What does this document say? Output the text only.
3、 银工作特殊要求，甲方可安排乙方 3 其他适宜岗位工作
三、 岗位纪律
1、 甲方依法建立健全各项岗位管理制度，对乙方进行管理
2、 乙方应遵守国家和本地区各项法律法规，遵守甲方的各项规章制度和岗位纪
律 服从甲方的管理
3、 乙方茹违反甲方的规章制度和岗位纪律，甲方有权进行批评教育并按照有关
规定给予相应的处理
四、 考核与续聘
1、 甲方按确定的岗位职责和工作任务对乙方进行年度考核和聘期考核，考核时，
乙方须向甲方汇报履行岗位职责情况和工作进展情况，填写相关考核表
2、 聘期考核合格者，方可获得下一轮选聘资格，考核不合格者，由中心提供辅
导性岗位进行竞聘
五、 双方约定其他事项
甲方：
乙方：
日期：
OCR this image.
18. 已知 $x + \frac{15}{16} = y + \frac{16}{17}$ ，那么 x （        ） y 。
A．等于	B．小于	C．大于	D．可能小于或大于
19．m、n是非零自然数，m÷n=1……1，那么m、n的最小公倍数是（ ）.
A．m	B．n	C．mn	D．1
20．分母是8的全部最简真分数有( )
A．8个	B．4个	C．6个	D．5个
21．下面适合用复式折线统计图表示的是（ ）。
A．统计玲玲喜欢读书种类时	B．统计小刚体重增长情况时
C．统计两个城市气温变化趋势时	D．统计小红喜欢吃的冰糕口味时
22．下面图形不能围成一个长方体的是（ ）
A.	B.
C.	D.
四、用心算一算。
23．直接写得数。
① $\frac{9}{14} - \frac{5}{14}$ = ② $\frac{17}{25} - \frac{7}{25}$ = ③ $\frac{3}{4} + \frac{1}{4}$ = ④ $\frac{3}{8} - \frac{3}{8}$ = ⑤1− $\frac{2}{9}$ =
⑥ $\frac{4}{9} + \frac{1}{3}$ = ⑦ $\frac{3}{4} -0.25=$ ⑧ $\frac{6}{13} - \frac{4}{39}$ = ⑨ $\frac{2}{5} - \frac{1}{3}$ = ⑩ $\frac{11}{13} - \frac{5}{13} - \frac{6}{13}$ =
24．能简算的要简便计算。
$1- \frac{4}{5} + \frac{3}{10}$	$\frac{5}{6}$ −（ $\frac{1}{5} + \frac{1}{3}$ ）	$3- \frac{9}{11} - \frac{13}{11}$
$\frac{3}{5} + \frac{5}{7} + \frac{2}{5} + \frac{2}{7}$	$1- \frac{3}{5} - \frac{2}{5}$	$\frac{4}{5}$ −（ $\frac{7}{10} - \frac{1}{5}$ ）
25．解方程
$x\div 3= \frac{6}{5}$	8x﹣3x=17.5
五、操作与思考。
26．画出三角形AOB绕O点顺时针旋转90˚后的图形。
_ _ _ _
● YOUR OBJECTIVE: Find every line in the records that contains the word "this"; copy those lines.

● TASK RESPONSE:
What does this document say? Output the text only.
OCR this image.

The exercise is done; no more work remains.